### What is being asked
Identify each line holding the string "Average" and copy it.

### Given information
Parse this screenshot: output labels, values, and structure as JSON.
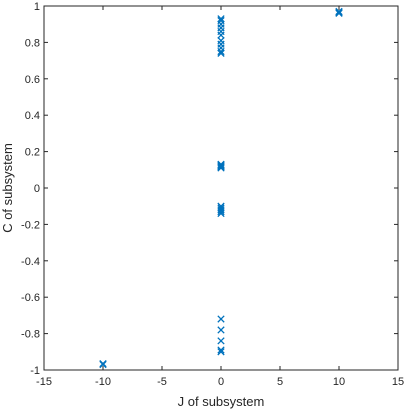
{
  "chart_data": {
    "type": "scatter",
    "title": "",
    "xlabel": "J of subsystem",
    "ylabel": "C of subsystem",
    "xlim": [
      -15,
      15
    ],
    "ylim": [
      -1,
      1
    ],
    "x_ticks": [
      "-15",
      "-10",
      "-5",
      "0",
      "5",
      "10",
      "15"
    ],
    "y_ticks": [
      "-1",
      "-0.8",
      "-0.6",
      "-0.4",
      "-0.2",
      "0",
      "0.2",
      "0.4",
      "0.6",
      "0.8",
      "1"
    ],
    "grid": false,
    "marker": "x",
    "color": "#0072BD",
    "series": [
      {
        "points": [
          [
            -10,
            -0.97
          ],
          [
            -10,
            -0.965
          ],
          [
            10,
            0.97
          ],
          [
            10,
            0.965
          ],
          [
            10,
            0.96
          ],
          [
            0,
            0.93
          ],
          [
            0,
            0.92
          ],
          [
            0,
            0.9
          ],
          [
            0,
            0.88
          ],
          [
            0,
            0.86
          ],
          [
            0,
            0.84
          ],
          [
            0,
            0.81
          ],
          [
            0,
            0.79
          ],
          [
            0,
            0.77
          ],
          [
            0,
            0.75
          ],
          [
            0,
            0.74
          ],
          [
            0,
            0.13
          ],
          [
            0,
            0.125
          ],
          [
            0,
            0.12
          ],
          [
            0,
            0.115
          ],
          [
            0,
            0.11
          ],
          [
            0,
            -0.1
          ],
          [
            0,
            -0.11
          ],
          [
            0,
            -0.12
          ],
          [
            0,
            -0.13
          ],
          [
            0,
            -0.14
          ],
          [
            0,
            -0.72
          ],
          [
            0,
            -0.78
          ],
          [
            0,
            -0.84
          ],
          [
            0,
            -0.89
          ],
          [
            0,
            -0.9
          ]
        ]
      }
    ]
  }
}
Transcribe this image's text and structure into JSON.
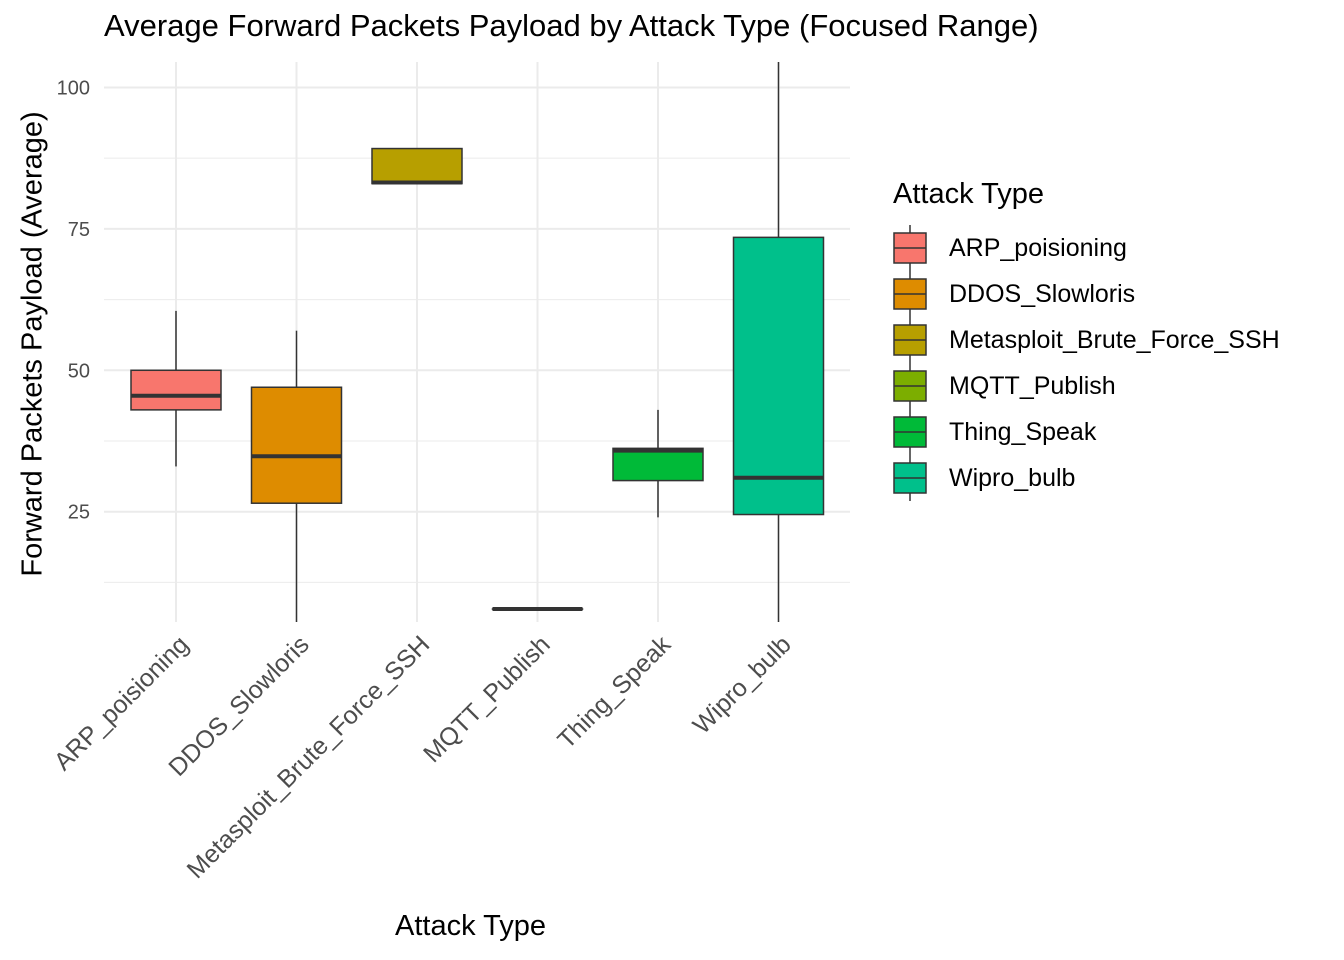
{
  "chart_data": {
    "type": "box",
    "title": "Average Forward Packets Payload by Attack Type (Focused Range)",
    "xlabel": "Attack Type",
    "ylabel": "Forward Packets Payload (Average)",
    "ylim": [
      5.5,
      104.5
    ],
    "yticks": [
      25,
      50,
      75,
      100
    ],
    "y_minor_ticks": [
      12.5,
      37.5,
      62.5,
      87.5
    ],
    "grid": true,
    "legend": {
      "title": "Attack Type",
      "position": "right"
    },
    "categories": [
      "ARP_poisioning",
      "DDOS_Slowloris",
      "Metasploit_Brute_Force_SSH",
      "MQTT_Publish",
      "Thing_Speak",
      "Wipro_bulb"
    ],
    "boxes": [
      {
        "name": "ARP_poisioning",
        "color": "#F8766D",
        "whisker_low": 33,
        "q1": 43,
        "median": 45.5,
        "q3": 50,
        "whisker_high": 60.5
      },
      {
        "name": "DDOS_Slowloris",
        "color": "#DE8C00",
        "whisker_low": 5.5,
        "q1": 26.5,
        "median": 34.8,
        "q3": 47,
        "whisker_high": 57
      },
      {
        "name": "Metasploit_Brute_Force_SSH",
        "color": "#B79F00",
        "whisker_low": 83,
        "q1": 83,
        "median": 83.2,
        "q3": 89.2,
        "whisker_high": 89.2
      },
      {
        "name": "MQTT_Publish",
        "color": "#7CAE00",
        "whisker_low": 7.8,
        "q1": 7.8,
        "median": 7.8,
        "q3": 7.8,
        "whisker_high": 7.8
      },
      {
        "name": "Thing_Speak",
        "color": "#00BA38",
        "whisker_low": 24,
        "q1": 30.5,
        "median": 35.8,
        "q3": 36.2,
        "whisker_high": 43
      },
      {
        "name": "Wipro_bulb",
        "color": "#00C08B",
        "whisker_low": 5.5,
        "q1": 24.5,
        "median": 31,
        "q3": 73.5,
        "whisker_high": 104.5
      }
    ]
  }
}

### Exercise answer
    "title": "Average Forward Packets Payload by Attack Type (Focused Range)",
    "ylabel": "Forward Packets Payload (Average)",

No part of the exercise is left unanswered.